> Work to be completed: Output the material beneath this task exactly, images excluded.

++++ Dataset extract ++++

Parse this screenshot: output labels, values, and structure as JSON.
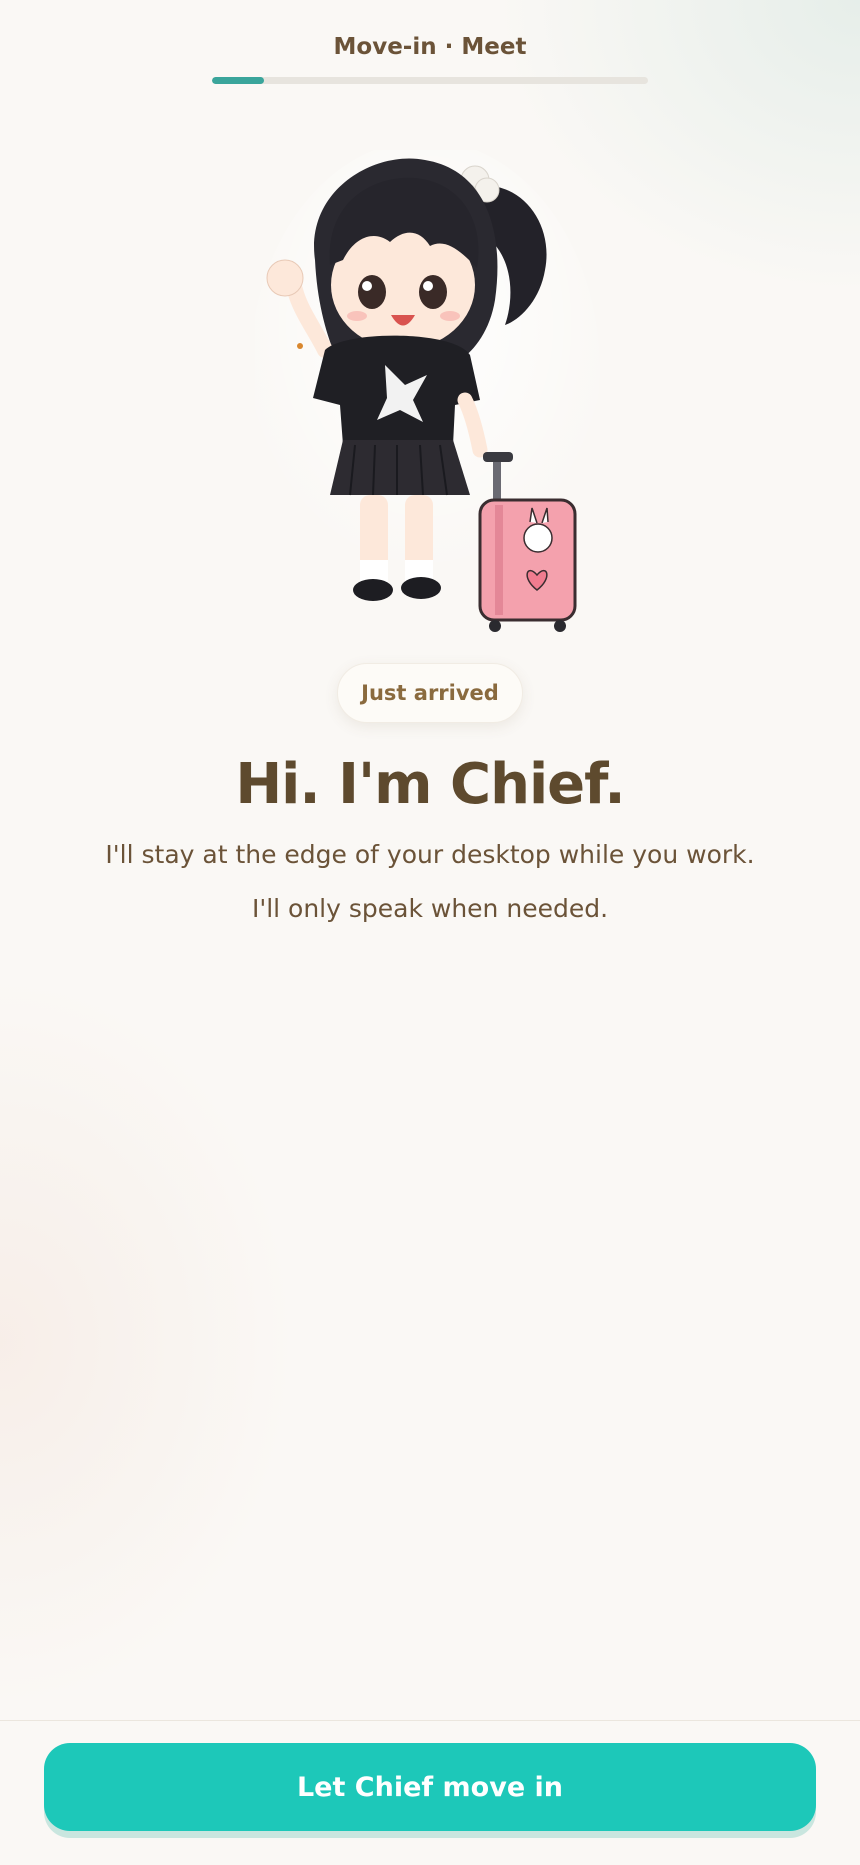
{
  "header": {
    "step_title": "Move-in · Meet",
    "progress_percent": 12
  },
  "badge": {
    "label": "Just arrived"
  },
  "intro": {
    "headline": "Hi. I'm Chief.",
    "line1": "I'll stay at the edge of your desktop while you work.",
    "line2": "I'll only speak when needed."
  },
  "footer": {
    "cta_label": "Let Chief move in"
  },
  "colors": {
    "accent": "#1dc8b9",
    "progress": "#3aa59b",
    "text_brown": "#5e4a2e",
    "background": "#faf8f5"
  },
  "illustration": {
    "name": "chief-mascot-with-suitcase"
  }
}
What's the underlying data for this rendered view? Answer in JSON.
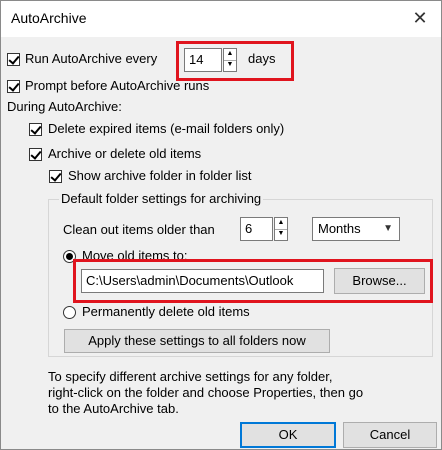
{
  "window": {
    "title": "AutoArchive",
    "close_glyph": "✕"
  },
  "run_every": {
    "label": "Run AutoArchive every",
    "value": "14",
    "unit": "days",
    "checked": true
  },
  "prompt": {
    "label": "Prompt before AutoArchive runs",
    "checked": true
  },
  "during": {
    "label": "During AutoArchive:"
  },
  "delete_expired": {
    "label": "Delete expired items (e-mail folders only)",
    "checked": true
  },
  "archive_old": {
    "label": "Archive or delete old items",
    "checked": true
  },
  "show_folder": {
    "label": "Show archive folder in folder list",
    "checked": true
  },
  "defaults": {
    "legend": "Default folder settings for archiving",
    "clean_label": "Clean out items older than",
    "clean_value": "6",
    "period": "Months",
    "move_label": "Move old items to:",
    "path": "C:\\Users\\admin\\Documents\\Outlook",
    "browse": "Browse...",
    "perm_delete": "Permanently delete old items",
    "apply": "Apply these settings to all folders now"
  },
  "note": {
    "line1": "To specify different archive settings for any folder,",
    "line2": "right-click on the folder and choose Properties, then go",
    "line3": "to the AutoArchive tab."
  },
  "buttons": {
    "ok": "OK",
    "cancel": "Cancel"
  },
  "colors": {
    "highlight": "#e0141e",
    "focus": "#0078d7"
  }
}
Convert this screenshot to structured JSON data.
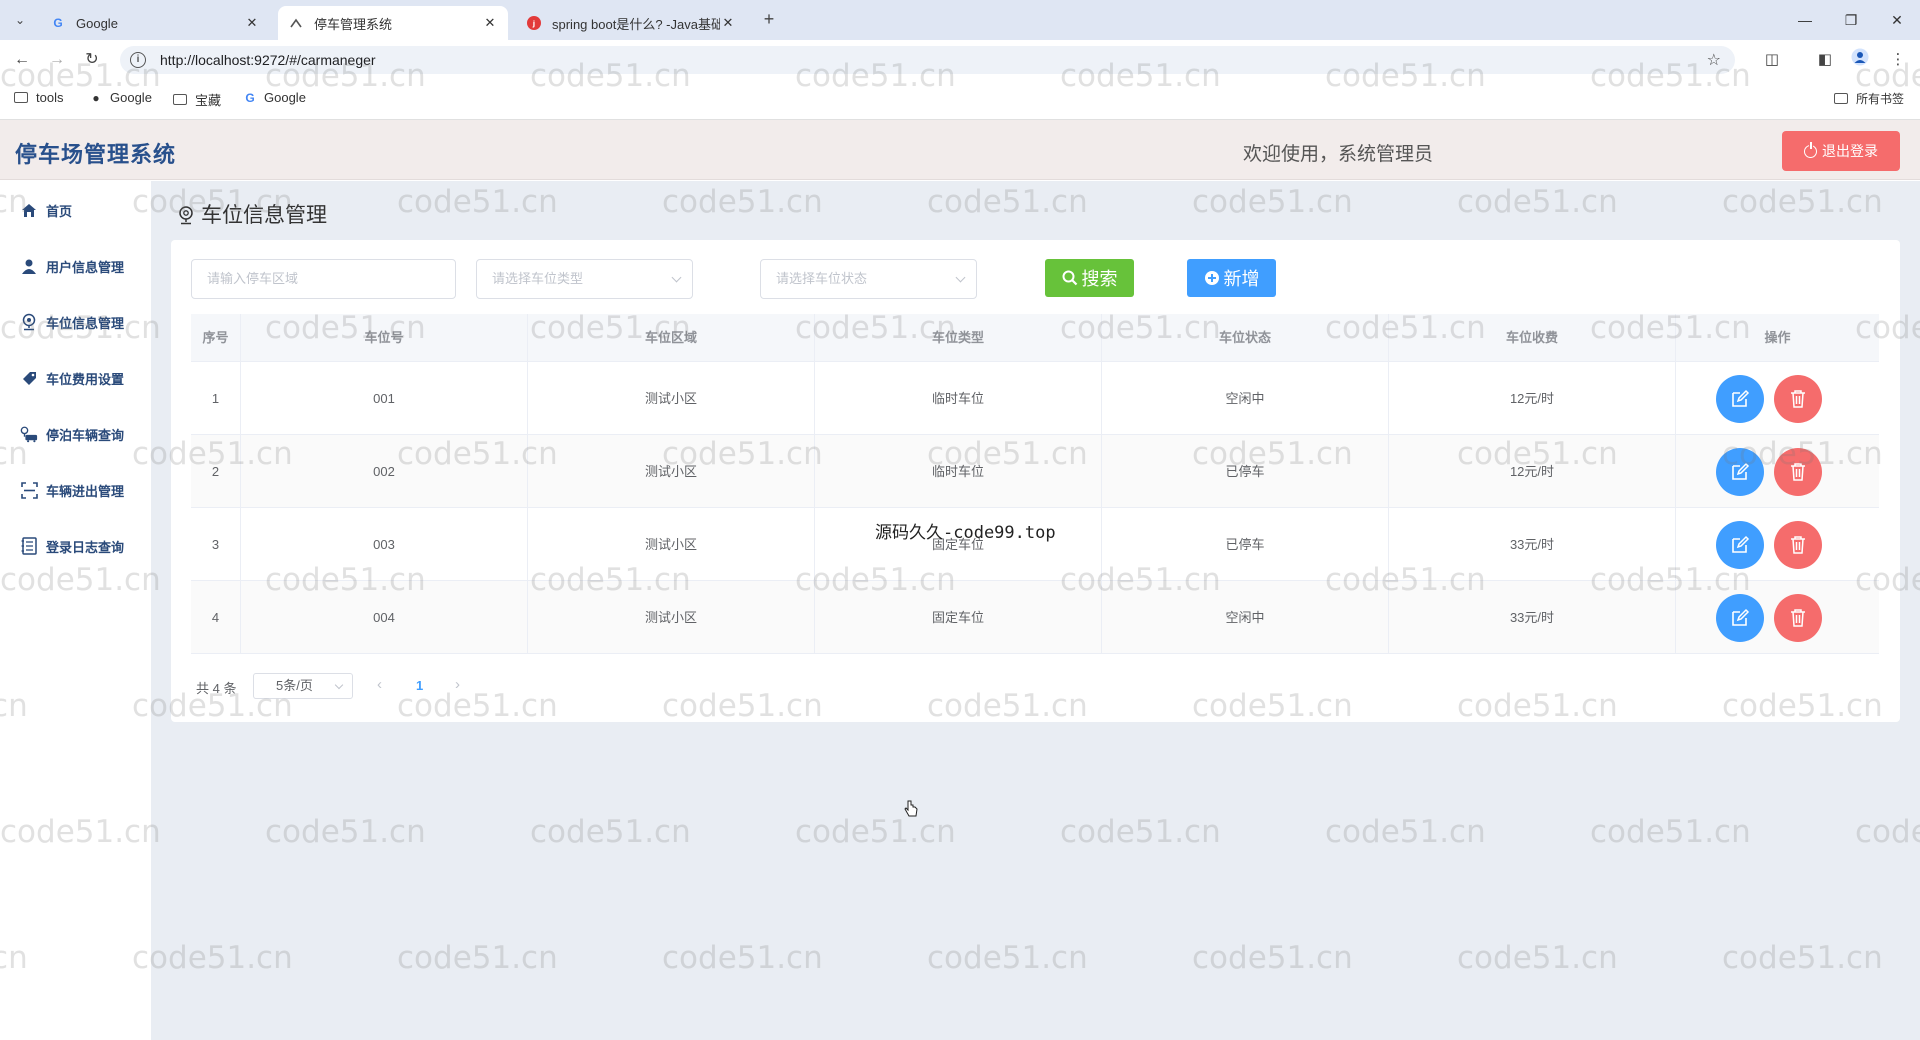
{
  "browser": {
    "tabs": [
      {
        "title": "Google",
        "favicon": "G"
      },
      {
        "title": "停车管理系统",
        "favicon": "parking-icon"
      },
      {
        "title": "spring boot是什么? -Java基础",
        "favicon": "red-logo-icon"
      }
    ],
    "url": "http://localhost:9272/#/carmaneger",
    "bookmarks": [
      "tools",
      "Google",
      "宝藏",
      "Google"
    ],
    "all_bookmarks": "所有书签"
  },
  "header": {
    "title": "停车场管理系统",
    "welcome": "欢迎使用，系统管理员",
    "logout_label": "退出登录"
  },
  "sidebar": {
    "items": [
      {
        "label": "首页",
        "icon": "home-icon"
      },
      {
        "label": "用户信息管理",
        "icon": "user-icon"
      },
      {
        "label": "车位信息管理",
        "icon": "location-icon"
      },
      {
        "label": "车位费用设置",
        "icon": "price-tag-icon"
      },
      {
        "label": "停泊车辆查询",
        "icon": "car-icon"
      },
      {
        "label": "车辆进出管理",
        "icon": "scan-icon"
      },
      {
        "label": "登录日志查询",
        "icon": "log-icon"
      }
    ]
  },
  "page": {
    "title": "车位信息管理"
  },
  "filters": {
    "area_placeholder": "请输入停车区域",
    "type_placeholder": "请选择车位类型",
    "status_placeholder": "请选择车位状态",
    "search_label": "搜索",
    "add_label": "新增"
  },
  "table": {
    "columns": [
      "序号",
      "车位号",
      "车位区域",
      "车位类型",
      "车位状态",
      "车位收费",
      "操作"
    ],
    "rows": [
      [
        "1",
        "001",
        "测试小区",
        "临时车位",
        "空闲中",
        "12元/时"
      ],
      [
        "2",
        "002",
        "测试小区",
        "临时车位",
        "已停车",
        "12元/时"
      ],
      [
        "3",
        "003",
        "测试小区",
        "固定车位",
        "已停车",
        "33元/时"
      ],
      [
        "4",
        "004",
        "测试小区",
        "固定车位",
        "空闲中",
        "33元/时"
      ]
    ]
  },
  "pagination": {
    "total": "共 4 条",
    "page_size": "5条/页",
    "current_page": "1"
  },
  "watermark": {
    "text": "code51.cn",
    "overlay": "源码久久-code99.top"
  },
  "colors": {
    "primary": "#409eff",
    "success": "#67c23a",
    "danger": "#f56c6c",
    "brand": "#28508c"
  }
}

++++

> Solution to this task:
Parse this screenshot: output labels, values, and structure as JSON.
{
  "header": {
    "step_title": "Move-in · Meet",
    "progress_percent": 12
  },
  "badge": {
    "label": "Just arrived"
  },
  "intro": {
    "headline": "Hi. I'm Chief.",
    "line1": "I'll stay at the edge of your desktop while you work.",
    "line2": "I'll only speak when needed."
  },
  "footer": {
    "cta_label": "Let Chief move in"
  },
  "colors": {
    "accent": "#1dc8b9",
    "progress": "#3aa59b",
    "text_brown": "#5e4a2e",
    "background": "#faf8f5"
  },
  "illustration": {
    "name": "chief-mascot-with-suitcase"
  }
}
What's the underlying data for this rendered view? Answer in JSON.
{
  "window": {
    "title": "AutoArchive",
    "close_glyph": "✕"
  },
  "run_every": {
    "label": "Run AutoArchive every",
    "value": "14",
    "unit": "days",
    "checked": true
  },
  "prompt": {
    "label": "Prompt before AutoArchive runs",
    "checked": true
  },
  "during": {
    "label": "During AutoArchive:"
  },
  "delete_expired": {
    "label": "Delete expired items (e-mail folders only)",
    "checked": true
  },
  "archive_old": {
    "label": "Archive or delete old items",
    "checked": true
  },
  "show_folder": {
    "label": "Show archive folder in folder list",
    "checked": true
  },
  "defaults": {
    "legend": "Default folder settings for archiving",
    "clean_label": "Clean out items older than",
    "clean_value": "6",
    "period": "Months",
    "move_label": "Move old items to:",
    "path": "C:\\Users\\admin\\Documents\\Outlook",
    "browse": "Browse...",
    "perm_delete": "Permanently delete old items",
    "apply": "Apply these settings to all folders now"
  },
  "note": {
    "line1": "To specify different archive settings for any folder,",
    "line2": "right-click on the folder and choose Properties, then go",
    "line3": "to the AutoArchive tab."
  },
  "buttons": {
    "ok": "OK",
    "cancel": "Cancel"
  },
  "colors": {
    "highlight": "#e0141e",
    "focus": "#0078d7"
  }
}
Convert this screenshot to structured JSON data.
{
  "browser": {
    "tabs": [
      {
        "title": "Google",
        "favicon": "G"
      },
      {
        "title": "停车管理系统",
        "favicon": "parking-icon"
      },
      {
        "title": "spring boot是什么? -Java基础",
        "favicon": "red-logo-icon"
      }
    ],
    "url": "http://localhost:9272/#/carmaneger",
    "bookmarks": [
      "tools",
      "Google",
      "宝藏",
      "Google"
    ],
    "all_bookmarks": "所有书签"
  },
  "header": {
    "title": "停车场管理系统",
    "welcome": "欢迎使用，系统管理员",
    "logout_label": "退出登录"
  },
  "sidebar": {
    "items": [
      {
        "label": "首页",
        "icon": "home-icon"
      },
      {
        "label": "用户信息管理",
        "icon": "user-icon"
      },
      {
        "label": "车位信息管理",
        "icon": "location-icon"
      },
      {
        "label": "车位费用设置",
        "icon": "price-tag-icon"
      },
      {
        "label": "停泊车辆查询",
        "icon": "car-icon"
      },
      {
        "label": "车辆进出管理",
        "icon": "scan-icon"
      },
      {
        "label": "登录日志查询",
        "icon": "log-icon"
      }
    ]
  },
  "page": {
    "title": "车位信息管理"
  },
  "filters": {
    "area_placeholder": "请输入停车区域",
    "type_placeholder": "请选择车位类型",
    "status_placeholder": "请选择车位状态",
    "search_label": "搜索",
    "add_label": "新增"
  },
  "table": {
    "columns": [
      "序号",
      "车位号",
      "车位区域",
      "车位类型",
      "车位状态",
      "车位收费",
      "操作"
    ],
    "rows": [
      [
        "1",
        "001",
        "测试小区",
        "临时车位",
        "空闲中",
        "12元/时"
      ],
      [
        "2",
        "002",
        "测试小区",
        "临时车位",
        "已停车",
        "12元/时"
      ],
      [
        "3",
        "003",
        "测试小区",
        "固定车位",
        "已停车",
        "33元/时"
      ],
      [
        "4",
        "004",
        "测试小区",
        "固定车位",
        "空闲中",
        "33元/时"
      ]
    ]
  },
  "pagination": {
    "total": "共 4 条",
    "page_size": "5条/页",
    "current_page": "1"
  },
  "watermark": {
    "text": "code51.cn",
    "overlay": "源码久久-code99.top"
  },
  "colors": {
    "primary": "#409eff",
    "success": "#67c23a",
    "danger": "#f56c6c",
    "brand": "#28508c"
  }
}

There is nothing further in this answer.